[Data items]
>>>>>

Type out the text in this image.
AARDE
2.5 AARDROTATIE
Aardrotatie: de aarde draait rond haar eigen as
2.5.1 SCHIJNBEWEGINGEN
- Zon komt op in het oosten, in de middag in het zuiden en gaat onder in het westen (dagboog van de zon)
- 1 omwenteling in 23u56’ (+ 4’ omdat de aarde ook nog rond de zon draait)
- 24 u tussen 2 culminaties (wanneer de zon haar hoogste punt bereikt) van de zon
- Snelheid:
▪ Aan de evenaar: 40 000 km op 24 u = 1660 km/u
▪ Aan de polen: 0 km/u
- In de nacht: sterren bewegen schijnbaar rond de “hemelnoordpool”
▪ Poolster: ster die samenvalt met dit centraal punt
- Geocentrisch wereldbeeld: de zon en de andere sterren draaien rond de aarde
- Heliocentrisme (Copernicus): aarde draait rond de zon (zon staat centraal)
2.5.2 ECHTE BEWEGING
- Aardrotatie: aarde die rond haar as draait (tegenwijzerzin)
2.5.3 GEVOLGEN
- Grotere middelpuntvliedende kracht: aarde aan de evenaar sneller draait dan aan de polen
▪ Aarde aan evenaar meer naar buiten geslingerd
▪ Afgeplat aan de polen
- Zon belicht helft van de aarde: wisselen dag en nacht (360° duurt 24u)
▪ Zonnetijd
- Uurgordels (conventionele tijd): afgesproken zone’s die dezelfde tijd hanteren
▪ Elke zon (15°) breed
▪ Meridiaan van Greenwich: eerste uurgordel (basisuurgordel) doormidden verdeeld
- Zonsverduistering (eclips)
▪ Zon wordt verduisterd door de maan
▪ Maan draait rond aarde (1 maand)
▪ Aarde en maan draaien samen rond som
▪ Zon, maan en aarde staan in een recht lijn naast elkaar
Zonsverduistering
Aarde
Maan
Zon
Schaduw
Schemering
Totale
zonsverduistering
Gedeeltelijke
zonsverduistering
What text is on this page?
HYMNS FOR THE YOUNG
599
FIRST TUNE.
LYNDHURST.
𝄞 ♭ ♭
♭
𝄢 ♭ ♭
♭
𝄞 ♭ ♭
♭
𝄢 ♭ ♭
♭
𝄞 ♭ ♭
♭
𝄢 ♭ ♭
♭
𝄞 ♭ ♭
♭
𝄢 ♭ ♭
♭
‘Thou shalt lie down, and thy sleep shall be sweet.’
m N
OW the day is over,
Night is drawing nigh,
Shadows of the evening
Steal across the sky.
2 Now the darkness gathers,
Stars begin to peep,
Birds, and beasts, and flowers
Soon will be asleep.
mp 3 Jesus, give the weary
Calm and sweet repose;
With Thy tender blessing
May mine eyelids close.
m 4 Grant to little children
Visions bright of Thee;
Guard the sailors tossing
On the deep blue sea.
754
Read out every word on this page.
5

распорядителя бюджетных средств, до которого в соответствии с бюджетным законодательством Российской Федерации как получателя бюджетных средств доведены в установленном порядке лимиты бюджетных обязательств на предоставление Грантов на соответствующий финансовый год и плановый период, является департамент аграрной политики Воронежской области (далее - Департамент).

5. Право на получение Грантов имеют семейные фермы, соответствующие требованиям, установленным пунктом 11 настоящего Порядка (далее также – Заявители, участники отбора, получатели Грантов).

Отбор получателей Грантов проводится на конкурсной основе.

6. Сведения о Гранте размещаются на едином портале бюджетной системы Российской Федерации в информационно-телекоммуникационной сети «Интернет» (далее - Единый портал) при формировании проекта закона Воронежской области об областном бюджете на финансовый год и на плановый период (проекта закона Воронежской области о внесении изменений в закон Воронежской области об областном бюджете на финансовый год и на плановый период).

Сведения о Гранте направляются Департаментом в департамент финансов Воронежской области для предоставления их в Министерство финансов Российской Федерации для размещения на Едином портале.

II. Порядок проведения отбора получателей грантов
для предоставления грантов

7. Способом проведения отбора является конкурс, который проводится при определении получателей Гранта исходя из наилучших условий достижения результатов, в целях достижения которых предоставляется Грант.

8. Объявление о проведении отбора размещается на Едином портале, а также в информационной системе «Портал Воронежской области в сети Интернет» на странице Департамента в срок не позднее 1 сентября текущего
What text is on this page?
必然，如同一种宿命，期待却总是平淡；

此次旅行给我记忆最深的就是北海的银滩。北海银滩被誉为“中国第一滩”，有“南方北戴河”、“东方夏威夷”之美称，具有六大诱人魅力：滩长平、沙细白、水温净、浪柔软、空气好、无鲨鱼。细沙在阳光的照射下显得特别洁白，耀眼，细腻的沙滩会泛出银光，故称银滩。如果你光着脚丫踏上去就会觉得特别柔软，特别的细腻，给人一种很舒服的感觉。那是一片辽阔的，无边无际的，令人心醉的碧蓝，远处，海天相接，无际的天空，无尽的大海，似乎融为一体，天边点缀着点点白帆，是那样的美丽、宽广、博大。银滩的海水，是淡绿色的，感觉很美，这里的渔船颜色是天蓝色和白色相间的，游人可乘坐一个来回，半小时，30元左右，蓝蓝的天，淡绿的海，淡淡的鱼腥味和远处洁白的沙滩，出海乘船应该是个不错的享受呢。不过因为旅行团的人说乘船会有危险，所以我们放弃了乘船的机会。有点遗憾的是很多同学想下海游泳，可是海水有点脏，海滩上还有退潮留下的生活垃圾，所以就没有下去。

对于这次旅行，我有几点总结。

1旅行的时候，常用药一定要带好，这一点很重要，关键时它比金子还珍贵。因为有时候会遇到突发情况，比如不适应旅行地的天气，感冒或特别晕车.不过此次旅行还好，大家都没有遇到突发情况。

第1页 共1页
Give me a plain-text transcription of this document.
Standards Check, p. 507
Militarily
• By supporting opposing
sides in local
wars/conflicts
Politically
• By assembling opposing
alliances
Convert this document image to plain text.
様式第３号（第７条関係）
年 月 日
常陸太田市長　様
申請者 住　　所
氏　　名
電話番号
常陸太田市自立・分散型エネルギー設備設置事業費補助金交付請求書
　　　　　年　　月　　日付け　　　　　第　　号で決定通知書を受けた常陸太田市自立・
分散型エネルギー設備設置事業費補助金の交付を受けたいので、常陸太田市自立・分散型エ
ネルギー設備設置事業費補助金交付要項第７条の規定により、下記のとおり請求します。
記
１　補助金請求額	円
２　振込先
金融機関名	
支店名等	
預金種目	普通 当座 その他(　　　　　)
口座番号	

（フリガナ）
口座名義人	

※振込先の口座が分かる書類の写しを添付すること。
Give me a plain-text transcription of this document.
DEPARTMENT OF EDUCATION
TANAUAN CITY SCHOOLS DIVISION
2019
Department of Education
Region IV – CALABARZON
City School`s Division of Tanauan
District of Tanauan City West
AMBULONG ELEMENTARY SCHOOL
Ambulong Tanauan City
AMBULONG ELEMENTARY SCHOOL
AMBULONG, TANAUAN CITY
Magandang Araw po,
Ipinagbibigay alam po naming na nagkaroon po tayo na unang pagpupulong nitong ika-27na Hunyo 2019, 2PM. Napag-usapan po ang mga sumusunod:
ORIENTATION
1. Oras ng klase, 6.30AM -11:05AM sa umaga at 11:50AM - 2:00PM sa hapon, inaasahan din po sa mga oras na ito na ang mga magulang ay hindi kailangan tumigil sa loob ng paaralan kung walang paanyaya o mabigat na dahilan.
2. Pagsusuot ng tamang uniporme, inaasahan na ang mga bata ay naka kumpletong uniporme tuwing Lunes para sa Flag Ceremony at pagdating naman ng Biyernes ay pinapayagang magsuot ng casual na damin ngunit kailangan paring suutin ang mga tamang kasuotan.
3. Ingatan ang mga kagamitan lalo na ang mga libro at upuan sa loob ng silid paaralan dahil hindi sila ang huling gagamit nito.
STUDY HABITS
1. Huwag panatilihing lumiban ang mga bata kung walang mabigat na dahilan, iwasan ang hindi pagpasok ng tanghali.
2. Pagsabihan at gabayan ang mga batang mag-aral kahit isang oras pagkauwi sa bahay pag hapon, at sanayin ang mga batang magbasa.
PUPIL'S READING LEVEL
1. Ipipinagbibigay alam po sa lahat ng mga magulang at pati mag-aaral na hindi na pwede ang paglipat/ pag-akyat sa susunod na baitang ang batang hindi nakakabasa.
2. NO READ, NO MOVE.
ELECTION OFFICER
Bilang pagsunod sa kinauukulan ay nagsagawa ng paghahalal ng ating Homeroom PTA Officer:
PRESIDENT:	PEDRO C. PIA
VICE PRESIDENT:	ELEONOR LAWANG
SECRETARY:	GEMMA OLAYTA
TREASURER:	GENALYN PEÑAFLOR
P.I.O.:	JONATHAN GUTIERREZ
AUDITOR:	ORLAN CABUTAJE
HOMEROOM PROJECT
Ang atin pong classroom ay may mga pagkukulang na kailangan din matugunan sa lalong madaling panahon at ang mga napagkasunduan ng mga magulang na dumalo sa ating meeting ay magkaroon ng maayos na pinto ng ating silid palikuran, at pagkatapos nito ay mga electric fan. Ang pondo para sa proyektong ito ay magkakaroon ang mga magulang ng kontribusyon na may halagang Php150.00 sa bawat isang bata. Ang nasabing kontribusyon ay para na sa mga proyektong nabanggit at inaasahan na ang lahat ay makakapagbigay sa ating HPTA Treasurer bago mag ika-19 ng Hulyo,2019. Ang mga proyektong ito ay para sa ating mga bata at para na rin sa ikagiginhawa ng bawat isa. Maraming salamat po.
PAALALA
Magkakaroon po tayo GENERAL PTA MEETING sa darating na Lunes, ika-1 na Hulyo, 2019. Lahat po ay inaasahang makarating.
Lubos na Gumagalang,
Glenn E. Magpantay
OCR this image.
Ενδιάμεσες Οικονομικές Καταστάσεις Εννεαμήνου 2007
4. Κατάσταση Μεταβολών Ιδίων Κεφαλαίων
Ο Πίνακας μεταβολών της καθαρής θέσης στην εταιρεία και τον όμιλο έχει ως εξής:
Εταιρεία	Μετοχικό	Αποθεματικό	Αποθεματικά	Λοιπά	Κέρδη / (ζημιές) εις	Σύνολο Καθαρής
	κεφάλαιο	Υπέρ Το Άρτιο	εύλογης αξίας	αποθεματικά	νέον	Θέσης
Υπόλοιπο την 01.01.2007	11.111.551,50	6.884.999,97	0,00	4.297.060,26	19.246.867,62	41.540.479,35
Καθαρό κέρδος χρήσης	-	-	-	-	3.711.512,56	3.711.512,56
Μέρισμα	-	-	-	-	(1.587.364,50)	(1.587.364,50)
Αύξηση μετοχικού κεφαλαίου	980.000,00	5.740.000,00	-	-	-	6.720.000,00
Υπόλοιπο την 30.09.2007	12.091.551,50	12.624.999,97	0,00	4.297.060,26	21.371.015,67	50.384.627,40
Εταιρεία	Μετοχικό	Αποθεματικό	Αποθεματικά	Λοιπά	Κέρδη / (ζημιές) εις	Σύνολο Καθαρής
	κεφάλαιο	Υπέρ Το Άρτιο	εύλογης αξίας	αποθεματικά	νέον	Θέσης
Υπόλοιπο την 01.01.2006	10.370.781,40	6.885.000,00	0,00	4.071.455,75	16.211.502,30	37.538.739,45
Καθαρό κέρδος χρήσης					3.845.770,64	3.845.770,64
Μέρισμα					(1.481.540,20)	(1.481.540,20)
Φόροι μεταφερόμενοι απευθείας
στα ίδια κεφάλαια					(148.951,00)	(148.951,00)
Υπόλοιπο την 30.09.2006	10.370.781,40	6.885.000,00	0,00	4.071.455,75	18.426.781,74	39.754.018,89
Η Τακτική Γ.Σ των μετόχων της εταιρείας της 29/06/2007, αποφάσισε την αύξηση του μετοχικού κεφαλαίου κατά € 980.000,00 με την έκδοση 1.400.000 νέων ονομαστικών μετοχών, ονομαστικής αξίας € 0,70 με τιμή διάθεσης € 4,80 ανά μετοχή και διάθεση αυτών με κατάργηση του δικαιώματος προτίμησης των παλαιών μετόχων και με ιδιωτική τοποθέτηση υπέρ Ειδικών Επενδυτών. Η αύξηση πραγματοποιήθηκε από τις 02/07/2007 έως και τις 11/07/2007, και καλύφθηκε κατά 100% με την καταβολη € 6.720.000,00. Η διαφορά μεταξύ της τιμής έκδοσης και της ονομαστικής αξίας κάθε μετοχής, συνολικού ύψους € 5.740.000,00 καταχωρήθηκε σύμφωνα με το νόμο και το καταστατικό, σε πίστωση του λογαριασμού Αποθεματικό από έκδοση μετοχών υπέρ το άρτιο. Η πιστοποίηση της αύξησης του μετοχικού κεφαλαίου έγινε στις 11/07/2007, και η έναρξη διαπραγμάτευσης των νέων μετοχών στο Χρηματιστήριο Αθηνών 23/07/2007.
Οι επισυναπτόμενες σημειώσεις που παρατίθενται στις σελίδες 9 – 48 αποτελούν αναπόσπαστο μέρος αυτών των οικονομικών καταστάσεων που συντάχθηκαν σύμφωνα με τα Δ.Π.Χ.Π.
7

<<<<<

● Description of the task: Where a line holds "κέρδος", copy that line.

● Full output:
Καθαρό κέρδος χρήσης	-	-	-	-	3.711.512,56	3.711.512,56
Καθαρό κέρδος χρήσης					3.845.770,64	3.845.770,64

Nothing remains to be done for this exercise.